GOAL
Reproduce the passage of the personal account of gender identity from "There was also" up to and including "make any sense...", substituting "acquired behavior" for "learned behavior".

DOCUMENT PASSAGE
------------------------------------------------

For example: while I preferred playing with girls, I didn't like playing "girly" things like dolls or dress-up or "house". I didn't like most boy things either, but I did like building stuff and electronics and computers and other stuff that was heavily male-tagged. I especially wasn't drawn to feminine dress.

I'd always been drawn to tomboys, and girls dressing in practical / gender-neutral clothing and doing the sorts of male-tagged things I liked doing. So I was always just kind of mystified by the few examples of "transsexuals" I came across in the media. Why would you want to dress up like a woman? Why do women like to dress as women? It didn't compute, and I certainly couldn't identify with it.

There was also the problem that I believed, based on the "gender is entirely culturally constructed" theory that was popular at the time, that it was logically impossible to be a different gender than what you appear to be. If gender is entirely learned behavior, then how can you have learned to be the gender that isn't what you appear to be? I kept trying to figure out how there might have been some element in my upbringing or schooling that might have caused this, but basically it didn't make any sense...

...until I came across more up-to-date information on the internet, in 2000, which explained that actually gender identity is essentially hard-wired (it's just certain aspects of gendered *behavior* that are taught) and then everything suddenly clicked into place and I had the classic "oh! I'm a girl!" moment.

------------------------------------------------

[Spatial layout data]
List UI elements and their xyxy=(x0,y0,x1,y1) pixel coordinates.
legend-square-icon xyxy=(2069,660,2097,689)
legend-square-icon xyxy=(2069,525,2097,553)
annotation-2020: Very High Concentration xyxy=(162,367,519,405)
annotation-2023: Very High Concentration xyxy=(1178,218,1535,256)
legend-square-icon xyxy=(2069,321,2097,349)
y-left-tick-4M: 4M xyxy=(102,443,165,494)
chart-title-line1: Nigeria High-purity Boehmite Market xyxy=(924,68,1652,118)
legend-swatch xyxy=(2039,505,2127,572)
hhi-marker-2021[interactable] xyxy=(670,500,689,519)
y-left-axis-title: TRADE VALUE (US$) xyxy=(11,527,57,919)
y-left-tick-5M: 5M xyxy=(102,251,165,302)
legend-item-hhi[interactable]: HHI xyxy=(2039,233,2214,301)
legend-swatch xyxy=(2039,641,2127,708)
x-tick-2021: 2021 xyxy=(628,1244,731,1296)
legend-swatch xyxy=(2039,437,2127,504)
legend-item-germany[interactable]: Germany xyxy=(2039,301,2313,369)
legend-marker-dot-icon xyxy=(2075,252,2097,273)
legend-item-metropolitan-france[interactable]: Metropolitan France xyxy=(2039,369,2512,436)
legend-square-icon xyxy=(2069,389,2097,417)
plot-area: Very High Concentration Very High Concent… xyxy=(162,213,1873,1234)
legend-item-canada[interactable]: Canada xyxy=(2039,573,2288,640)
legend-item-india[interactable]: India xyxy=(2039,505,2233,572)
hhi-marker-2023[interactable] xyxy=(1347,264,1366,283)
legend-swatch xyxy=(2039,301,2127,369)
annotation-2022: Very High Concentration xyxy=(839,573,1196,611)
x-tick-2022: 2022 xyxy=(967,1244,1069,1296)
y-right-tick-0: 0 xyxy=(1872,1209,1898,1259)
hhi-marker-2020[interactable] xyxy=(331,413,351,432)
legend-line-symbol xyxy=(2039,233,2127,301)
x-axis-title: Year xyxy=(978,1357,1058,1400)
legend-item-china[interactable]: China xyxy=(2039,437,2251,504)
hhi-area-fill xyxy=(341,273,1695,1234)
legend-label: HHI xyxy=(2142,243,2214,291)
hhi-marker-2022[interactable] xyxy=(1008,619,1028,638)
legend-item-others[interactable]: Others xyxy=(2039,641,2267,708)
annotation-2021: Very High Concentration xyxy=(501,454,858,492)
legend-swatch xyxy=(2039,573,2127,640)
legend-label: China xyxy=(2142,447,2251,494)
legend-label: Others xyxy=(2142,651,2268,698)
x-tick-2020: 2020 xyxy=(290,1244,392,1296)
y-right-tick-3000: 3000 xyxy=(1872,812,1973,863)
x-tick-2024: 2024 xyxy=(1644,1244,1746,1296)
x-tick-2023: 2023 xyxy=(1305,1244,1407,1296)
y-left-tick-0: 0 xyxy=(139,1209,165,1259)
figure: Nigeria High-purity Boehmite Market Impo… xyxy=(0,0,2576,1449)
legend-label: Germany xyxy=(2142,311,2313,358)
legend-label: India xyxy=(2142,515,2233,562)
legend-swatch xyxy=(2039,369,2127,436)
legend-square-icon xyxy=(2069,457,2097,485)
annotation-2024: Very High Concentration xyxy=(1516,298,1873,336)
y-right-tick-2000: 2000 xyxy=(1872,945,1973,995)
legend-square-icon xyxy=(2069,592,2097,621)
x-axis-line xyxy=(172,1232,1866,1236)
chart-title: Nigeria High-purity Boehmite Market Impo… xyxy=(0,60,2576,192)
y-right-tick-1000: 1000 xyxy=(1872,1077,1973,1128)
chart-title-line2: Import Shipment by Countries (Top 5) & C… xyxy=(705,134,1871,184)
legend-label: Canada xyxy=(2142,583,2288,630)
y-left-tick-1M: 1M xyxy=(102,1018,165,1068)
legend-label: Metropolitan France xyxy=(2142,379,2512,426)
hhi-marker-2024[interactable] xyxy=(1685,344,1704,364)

------------------------------------------------

ANSWER
There was also the problem that I believed, based on the "gender is entirely culturally constructed" theory that was popular at the time, that it was logically impossible to be a different gender than what you appear to be. If gender is entirely acquired behavior, then how can you have learned to be the gender that isn't what you appear to be? I kept trying to figure out how there might have been some element in my upbringing or schooling that might have caused this, but basically it didn't make any sense...